Print out the material that follows word for word.
## begin Exercise input
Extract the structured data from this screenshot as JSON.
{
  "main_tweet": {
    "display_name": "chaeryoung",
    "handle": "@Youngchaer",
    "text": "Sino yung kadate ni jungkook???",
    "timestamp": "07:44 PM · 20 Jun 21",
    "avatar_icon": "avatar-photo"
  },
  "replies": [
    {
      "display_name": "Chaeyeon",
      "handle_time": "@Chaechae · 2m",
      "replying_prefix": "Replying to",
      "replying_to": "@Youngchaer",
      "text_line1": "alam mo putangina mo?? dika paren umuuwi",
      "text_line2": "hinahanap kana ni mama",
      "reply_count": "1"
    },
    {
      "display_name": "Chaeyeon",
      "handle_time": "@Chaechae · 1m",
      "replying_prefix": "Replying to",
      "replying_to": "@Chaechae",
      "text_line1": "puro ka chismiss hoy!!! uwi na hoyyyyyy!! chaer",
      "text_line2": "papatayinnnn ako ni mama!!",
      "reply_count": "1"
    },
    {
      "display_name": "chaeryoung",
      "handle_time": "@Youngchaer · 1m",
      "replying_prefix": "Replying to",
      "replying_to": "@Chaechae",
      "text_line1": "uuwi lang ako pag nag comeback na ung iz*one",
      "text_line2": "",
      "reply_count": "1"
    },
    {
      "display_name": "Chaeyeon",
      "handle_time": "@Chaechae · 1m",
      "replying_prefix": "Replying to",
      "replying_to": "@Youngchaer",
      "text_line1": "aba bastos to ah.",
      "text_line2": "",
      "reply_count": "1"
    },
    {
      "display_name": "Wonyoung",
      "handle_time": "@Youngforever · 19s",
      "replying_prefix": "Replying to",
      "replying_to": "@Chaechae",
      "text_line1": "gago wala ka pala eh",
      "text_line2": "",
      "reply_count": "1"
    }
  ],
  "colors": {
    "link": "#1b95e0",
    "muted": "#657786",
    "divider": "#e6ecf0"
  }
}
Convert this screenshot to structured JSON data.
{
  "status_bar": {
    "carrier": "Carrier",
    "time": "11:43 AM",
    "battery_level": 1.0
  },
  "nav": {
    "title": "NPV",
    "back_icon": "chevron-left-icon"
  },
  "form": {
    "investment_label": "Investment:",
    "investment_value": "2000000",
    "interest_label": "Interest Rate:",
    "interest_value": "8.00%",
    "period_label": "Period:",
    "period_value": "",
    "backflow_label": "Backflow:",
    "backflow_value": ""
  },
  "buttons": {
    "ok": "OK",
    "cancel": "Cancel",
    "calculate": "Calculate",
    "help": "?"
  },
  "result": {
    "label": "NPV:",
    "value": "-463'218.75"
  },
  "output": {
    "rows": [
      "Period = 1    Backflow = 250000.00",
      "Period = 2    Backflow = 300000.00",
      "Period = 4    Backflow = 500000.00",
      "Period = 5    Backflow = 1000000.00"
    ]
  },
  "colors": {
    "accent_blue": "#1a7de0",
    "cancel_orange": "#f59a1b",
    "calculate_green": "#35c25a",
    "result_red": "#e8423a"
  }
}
## end Exercise input
§ **Reply**:
Extract the structured data from this screenshot as JSON.
{
  "main_tweet": {
    "display_name": "chaeryoung",
    "handle": "@Youngchaer",
    "text": "Sino yung kadate ni jungkook???",
    "timestamp": "07:44 PM · 20 Jun 21",
    "avatar_icon": "avatar-photo"
  },
  "replies": [
    {
      "display_name": "Chaeyeon",
      "handle_time": "@Chaechae · 2m",
      "replying_prefix": "Replying to",
      "replying_to": "@Youngchaer",
      "text_line1": "alam mo putangina mo?? dika paren umuuwi",
      "text_line2": "hinahanap kana ni mama",
      "reply_count": "1"
    },
    {
      "display_name": "Chaeyeon",
      "handle_time": "@Chaechae · 1m",
      "replying_prefix": "Replying to",
      "replying_to": "@Chaechae",
      "text_line1": "puro ka chismiss hoy!!! uwi na hoyyyyyy!! chaer",
      "text_line2": "papatayinnnn ako ni mama!!",
      "reply_count": "1"
    },
    {
      "display_name": "chaeryoung",
      "handle_time": "@Youngchaer · 1m",
      "replying_prefix": "Replying to",
      "replying_to": "@Chaechae",
      "text_line1": "uuwi lang ako pag nag comeback na ung iz*one",
      "text_line2": "",
      "reply_count": "1"
    },
    {
      "display_name": "Chaeyeon",
      "handle_time": "@Chaechae · 1m",
      "replying_prefix": "Replying to",
      "replying_to": "@Youngchaer",
      "text_line1": "aba bastos to ah.",
      "text_line2": "",
      "reply_count": "1"
    },
    {
      "display_name": "Wonyoung",
      "handle_time": "@Youngforever · 19s",
      "replying_prefix": "Replying to",
      "replying_to": "@Chaechae",
      "text_line1": "gago wala ka pala eh",
      "text_line2": "",
      "reply_count": "1"
    }
  ],
  "colors": {
    "link": "#1b95e0",
    "muted": "#657786",
    "divider": "#e6ecf0"
  }
}
Convert this screenshot to structured JSON data.
{
  "status_bar": {
    "carrier": "Carrier",
    "time": "11:43 AM",
    "battery_level": 1.0
  },
  "nav": {
    "title": "NPV",
    "back_icon": "chevron-left-icon"
  },
  "form": {
    "investment_label": "Investment:",
    "investment_value": "2000000",
    "interest_label": "Interest Rate:",
    "interest_value": "8.00%",
    "period_label": "Period:",
    "period_value": "",
    "backflow_label": "Backflow:",
    "backflow_value": ""
  },
  "buttons": {
    "ok": "OK",
    "cancel": "Cancel",
    "calculate": "Calculate",
    "help": "?"
  },
  "result": {
    "label": "NPV:",
    "value": "-463'218.75"
  },
  "output": {
    "rows": [
      "Period = 1    Backflow = 250000.00",
      "Period = 2    Backflow = 300000.00",
      "Period = 4    Backflow = 500000.00",
      "Period = 5    Backflow = 1000000.00"
    ]
  },
  "colors": {
    "accent_blue": "#1a7de0",
    "cancel_orange": "#f59a1b",
    "calculate_green": "#35c25a",
    "result_red": "#e8423a"
  }
}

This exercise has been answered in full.